RECORDED INFORMATION »
[BEGIN]
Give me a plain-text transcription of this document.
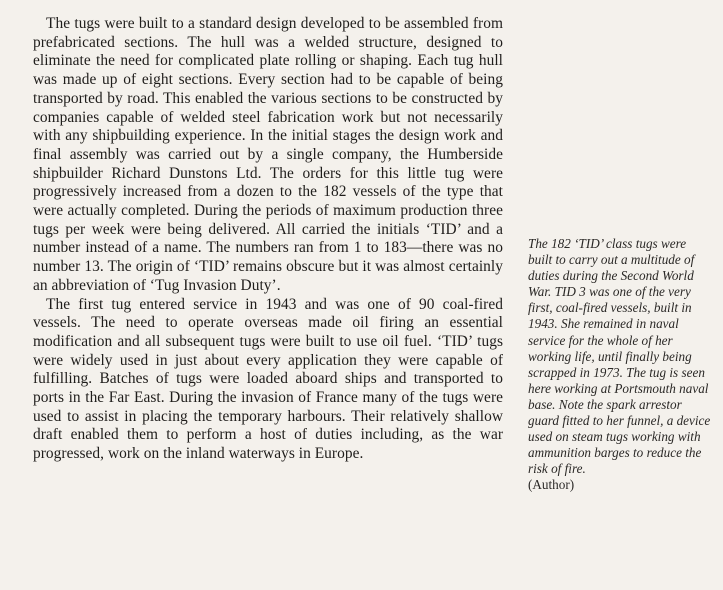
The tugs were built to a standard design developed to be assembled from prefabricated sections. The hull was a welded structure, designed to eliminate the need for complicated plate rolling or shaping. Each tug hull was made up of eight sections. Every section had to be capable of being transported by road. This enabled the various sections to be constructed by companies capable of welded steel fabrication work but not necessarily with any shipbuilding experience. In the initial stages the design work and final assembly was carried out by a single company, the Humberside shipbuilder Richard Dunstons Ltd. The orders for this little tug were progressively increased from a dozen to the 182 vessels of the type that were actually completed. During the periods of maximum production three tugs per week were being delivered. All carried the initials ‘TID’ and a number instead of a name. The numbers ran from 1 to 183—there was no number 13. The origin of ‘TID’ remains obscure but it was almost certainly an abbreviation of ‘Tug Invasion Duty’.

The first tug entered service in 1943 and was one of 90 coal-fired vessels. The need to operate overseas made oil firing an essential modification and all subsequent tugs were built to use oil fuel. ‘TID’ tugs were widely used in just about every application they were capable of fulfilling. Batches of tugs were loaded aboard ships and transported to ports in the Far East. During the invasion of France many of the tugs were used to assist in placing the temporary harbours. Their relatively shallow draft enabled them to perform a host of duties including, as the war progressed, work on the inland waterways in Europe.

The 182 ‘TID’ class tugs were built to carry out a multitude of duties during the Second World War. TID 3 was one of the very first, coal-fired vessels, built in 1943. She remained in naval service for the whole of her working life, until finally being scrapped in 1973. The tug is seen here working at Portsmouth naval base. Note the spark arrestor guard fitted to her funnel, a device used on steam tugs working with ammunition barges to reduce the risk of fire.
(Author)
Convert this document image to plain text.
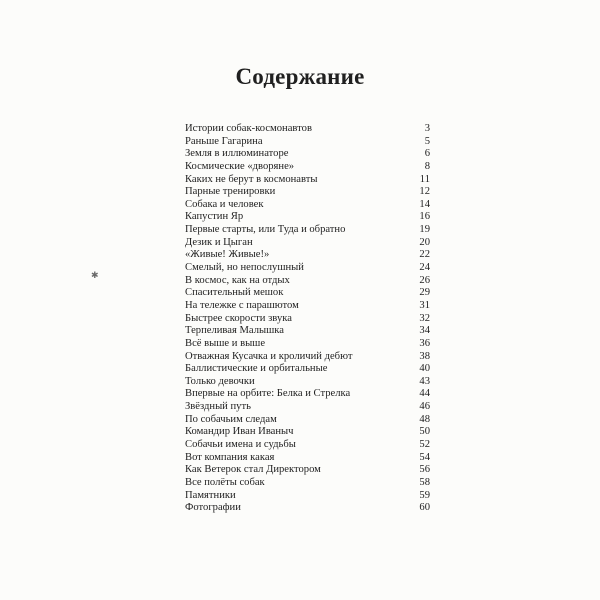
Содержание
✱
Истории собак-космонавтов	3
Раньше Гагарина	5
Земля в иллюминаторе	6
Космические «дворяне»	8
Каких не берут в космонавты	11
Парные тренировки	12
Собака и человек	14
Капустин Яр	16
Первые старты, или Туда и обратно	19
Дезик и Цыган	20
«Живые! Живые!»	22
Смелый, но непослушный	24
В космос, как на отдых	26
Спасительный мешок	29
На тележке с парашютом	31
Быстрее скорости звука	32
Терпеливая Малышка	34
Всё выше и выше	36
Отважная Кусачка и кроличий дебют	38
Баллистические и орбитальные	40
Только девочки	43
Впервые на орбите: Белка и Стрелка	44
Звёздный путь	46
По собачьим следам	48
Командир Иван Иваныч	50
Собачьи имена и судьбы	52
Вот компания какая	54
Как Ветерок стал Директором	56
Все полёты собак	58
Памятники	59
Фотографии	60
[END]
PROBLEM DETAILS » Transcribe the material exactly, leaving every picture out.

ANSWER BELOW »
Give me a plain-text transcription of this document.
The tugs were built to a standard design developed to be assembled from prefabricated sections. The hull was a welded structure, designed to eliminate the need for complicated plate rolling or shaping. Each tug hull was made up of eight sections. Every section had to be capable of being transported by road. This enabled the various sections to be constructed by companies capable of welded steel fabrication work but not necessarily with any shipbuilding experience. In the initial stages the design work and final assembly was carried out by a single company, the Humberside shipbuilder Richard Dunstons Ltd. The orders for this little tug were progressively increased from a dozen to the 182 vessels of the type that were actually completed. During the periods of maximum production three tugs per week were being delivered. All carried the initials ‘TID’ and a number instead of a name. The numbers ran from 1 to 183—there was no number 13. The origin of ‘TID’ remains obscure but it was almost certainly an abbreviation of ‘Tug Invasion Duty’.

The first tug entered service in 1943 and was one of 90 coal-fired vessels. The need to operate overseas made oil firing an essential modification and all subsequent tugs were built to use oil fuel. ‘TID’ tugs were widely used in just about every application they were capable of fulfilling. Batches of tugs were loaded aboard ships and transported to ports in the Far East. During the invasion of France many of the tugs were used to assist in placing the temporary harbours. Their relatively shallow draft enabled them to perform a host of duties including, as the war progressed, work on the inland waterways in Europe.

The 182 ‘TID’ class tugs were built to carry out a multitude of duties during the Second World War. TID 3 was one of the very first, coal-fired vessels, built in 1943. She remained in naval service for the whole of her working life, until finally being scrapped in 1973. The tug is seen here working at Portsmouth naval base. Note the spark arrestor guard fitted to her funnel, a device used on steam tugs working with ammunition barges to reduce the risk of fire.
(Author)
Convert this document image to plain text.
Содержание
✱
Истории собак-космонавтов	3
Раньше Гагарина	5
Земля в иллюминаторе	6
Космические «дворяне»	8
Каких не берут в космонавты	11
Парные тренировки	12
Собака и человек	14
Капустин Яр	16
Первые старты, или Туда и обратно	19
Дезик и Цыган	20
«Живые! Живые!»	22
Смелый, но непослушный	24
В космос, как на отдых	26
Спасительный мешок	29
На тележке с парашютом	31
Быстрее скорости звука	32
Терпеливая Малышка	34
Всё выше и выше	36
Отважная Кусачка и кроличий дебют	38
Баллистические и орбитальные	40
Только девочки	43
Впервые на орбите: Белка и Стрелка	44
Звёздный путь	46
По собачьим следам	48
Командир Иван Иваныч	50
Собачьи имена и судьбы	52
Вот компания какая	54
Как Ветерок стал Директором	56
Все полёты собак	58
Памятники	59
Фотографии	60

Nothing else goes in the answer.